— Input —
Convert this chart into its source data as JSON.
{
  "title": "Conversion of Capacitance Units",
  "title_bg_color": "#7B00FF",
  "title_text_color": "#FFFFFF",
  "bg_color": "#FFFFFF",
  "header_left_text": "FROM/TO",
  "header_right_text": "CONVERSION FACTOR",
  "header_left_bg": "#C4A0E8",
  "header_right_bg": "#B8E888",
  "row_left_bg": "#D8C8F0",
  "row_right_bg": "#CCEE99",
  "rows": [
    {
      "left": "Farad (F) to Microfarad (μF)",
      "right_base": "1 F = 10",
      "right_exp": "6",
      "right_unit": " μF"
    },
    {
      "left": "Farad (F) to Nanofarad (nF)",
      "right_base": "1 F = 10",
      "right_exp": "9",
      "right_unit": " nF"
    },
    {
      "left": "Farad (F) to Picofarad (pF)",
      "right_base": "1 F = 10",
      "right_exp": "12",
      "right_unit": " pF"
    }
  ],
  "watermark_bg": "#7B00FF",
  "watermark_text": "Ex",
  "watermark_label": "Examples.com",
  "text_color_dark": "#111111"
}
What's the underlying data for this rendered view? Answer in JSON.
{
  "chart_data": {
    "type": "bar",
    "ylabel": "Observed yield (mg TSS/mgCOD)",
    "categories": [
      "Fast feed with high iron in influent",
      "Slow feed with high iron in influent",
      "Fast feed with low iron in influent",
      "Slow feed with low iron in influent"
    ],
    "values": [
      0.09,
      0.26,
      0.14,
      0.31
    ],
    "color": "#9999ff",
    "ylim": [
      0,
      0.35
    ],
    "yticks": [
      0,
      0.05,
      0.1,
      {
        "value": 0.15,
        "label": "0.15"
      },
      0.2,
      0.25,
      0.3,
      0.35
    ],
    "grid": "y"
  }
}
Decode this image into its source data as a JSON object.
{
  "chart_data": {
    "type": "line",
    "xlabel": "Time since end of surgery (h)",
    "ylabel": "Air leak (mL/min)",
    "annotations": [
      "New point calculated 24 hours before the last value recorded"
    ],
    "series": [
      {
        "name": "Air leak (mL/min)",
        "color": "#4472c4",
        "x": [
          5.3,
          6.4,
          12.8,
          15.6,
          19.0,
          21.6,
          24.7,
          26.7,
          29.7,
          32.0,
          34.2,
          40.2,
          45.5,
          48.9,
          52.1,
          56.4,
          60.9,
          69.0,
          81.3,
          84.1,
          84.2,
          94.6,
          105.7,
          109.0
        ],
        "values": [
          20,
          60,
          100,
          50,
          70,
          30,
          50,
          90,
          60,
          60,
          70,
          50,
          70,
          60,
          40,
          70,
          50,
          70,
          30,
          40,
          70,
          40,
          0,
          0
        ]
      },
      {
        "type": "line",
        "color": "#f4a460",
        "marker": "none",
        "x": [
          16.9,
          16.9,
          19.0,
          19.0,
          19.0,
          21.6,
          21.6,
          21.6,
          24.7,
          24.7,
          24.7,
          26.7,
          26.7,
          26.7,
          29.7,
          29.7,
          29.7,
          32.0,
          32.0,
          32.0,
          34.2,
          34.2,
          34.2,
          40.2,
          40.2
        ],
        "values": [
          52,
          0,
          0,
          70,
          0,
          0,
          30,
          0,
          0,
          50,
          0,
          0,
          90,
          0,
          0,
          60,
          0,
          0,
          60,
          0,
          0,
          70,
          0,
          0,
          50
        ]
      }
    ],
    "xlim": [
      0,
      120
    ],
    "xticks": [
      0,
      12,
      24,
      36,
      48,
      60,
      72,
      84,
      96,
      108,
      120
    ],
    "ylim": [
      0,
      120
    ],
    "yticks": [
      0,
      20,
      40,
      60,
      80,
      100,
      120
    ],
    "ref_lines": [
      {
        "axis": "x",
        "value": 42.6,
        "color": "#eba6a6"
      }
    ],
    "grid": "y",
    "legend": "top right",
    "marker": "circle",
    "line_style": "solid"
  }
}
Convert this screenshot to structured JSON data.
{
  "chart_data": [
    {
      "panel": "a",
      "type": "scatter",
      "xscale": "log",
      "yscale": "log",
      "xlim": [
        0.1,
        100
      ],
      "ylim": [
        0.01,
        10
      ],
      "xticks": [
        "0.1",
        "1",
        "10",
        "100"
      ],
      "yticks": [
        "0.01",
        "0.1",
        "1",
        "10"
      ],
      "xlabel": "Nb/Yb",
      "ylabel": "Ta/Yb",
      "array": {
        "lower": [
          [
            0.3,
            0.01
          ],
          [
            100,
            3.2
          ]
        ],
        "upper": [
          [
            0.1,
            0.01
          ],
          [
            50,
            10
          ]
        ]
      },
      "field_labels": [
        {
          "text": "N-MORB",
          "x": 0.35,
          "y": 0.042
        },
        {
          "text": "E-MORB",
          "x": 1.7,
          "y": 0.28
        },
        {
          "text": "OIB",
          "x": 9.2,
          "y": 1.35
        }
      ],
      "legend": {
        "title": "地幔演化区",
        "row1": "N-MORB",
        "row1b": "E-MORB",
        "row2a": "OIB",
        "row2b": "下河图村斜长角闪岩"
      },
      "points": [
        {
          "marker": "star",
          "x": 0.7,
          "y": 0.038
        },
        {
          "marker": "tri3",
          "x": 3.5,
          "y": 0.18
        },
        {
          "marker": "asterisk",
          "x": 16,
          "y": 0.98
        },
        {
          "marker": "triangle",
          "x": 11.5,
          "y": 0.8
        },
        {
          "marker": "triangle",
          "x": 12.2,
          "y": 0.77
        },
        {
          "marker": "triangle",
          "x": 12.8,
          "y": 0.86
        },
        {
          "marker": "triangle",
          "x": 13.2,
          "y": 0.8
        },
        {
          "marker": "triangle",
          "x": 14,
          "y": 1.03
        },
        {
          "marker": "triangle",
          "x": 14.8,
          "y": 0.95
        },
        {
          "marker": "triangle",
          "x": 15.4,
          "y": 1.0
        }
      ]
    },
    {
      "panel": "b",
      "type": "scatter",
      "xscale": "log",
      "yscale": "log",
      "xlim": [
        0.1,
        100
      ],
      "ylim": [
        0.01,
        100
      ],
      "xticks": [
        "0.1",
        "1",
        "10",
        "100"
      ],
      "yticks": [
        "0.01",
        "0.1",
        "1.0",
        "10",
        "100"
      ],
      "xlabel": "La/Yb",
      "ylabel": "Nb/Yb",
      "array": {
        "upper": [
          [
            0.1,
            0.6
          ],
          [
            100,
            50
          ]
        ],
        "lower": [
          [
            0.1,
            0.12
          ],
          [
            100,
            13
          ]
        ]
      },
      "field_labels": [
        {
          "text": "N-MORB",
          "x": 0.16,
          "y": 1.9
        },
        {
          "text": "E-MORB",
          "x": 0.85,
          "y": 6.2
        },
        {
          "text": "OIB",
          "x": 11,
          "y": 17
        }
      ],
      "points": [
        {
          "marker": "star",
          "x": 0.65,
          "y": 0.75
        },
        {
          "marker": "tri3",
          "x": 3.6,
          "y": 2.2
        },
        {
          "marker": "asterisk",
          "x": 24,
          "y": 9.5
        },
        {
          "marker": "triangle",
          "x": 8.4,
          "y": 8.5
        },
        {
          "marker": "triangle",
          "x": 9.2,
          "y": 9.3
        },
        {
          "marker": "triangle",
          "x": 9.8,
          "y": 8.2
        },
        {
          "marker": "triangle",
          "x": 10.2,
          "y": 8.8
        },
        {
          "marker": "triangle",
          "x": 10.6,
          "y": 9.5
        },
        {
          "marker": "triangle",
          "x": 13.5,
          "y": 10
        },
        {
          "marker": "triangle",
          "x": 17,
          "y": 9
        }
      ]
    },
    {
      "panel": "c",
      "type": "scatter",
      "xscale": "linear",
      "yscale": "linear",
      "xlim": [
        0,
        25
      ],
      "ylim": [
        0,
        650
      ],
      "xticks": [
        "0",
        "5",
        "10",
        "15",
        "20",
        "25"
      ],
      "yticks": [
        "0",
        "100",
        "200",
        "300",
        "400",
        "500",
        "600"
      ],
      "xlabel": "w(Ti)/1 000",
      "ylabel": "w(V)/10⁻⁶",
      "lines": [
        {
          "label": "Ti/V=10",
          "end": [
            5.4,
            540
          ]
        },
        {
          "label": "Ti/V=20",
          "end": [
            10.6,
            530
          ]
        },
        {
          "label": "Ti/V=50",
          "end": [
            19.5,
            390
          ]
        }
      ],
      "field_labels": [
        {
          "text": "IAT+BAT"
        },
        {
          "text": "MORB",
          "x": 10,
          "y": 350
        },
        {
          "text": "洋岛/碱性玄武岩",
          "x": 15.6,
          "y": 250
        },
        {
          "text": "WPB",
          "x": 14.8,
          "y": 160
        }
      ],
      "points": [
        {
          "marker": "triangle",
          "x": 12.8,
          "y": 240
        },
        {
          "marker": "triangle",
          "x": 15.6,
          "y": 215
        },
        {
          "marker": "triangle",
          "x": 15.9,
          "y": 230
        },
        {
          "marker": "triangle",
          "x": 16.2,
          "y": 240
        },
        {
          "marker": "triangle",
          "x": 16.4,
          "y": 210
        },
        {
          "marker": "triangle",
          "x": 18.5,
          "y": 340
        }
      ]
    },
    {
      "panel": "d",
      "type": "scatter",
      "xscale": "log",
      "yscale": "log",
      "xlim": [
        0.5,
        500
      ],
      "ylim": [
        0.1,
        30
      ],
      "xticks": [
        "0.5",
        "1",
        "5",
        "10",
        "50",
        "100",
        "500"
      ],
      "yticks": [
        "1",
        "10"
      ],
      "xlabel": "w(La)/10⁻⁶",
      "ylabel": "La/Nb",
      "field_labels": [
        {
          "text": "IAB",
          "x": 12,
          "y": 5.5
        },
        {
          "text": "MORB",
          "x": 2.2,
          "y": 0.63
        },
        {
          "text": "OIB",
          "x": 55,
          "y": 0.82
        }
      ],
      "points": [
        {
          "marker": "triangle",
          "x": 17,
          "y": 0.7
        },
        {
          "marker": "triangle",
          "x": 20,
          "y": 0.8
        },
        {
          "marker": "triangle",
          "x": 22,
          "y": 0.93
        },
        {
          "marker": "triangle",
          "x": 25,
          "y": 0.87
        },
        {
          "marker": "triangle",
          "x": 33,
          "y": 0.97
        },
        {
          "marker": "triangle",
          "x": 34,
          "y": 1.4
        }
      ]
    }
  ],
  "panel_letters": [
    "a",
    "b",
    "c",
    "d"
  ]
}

— Task details —
Show each line of the listing that holds the string "source".

— Exercise answer —
Convert this chart into its source data as JSON.
Decode this image into its source data as a JSON object.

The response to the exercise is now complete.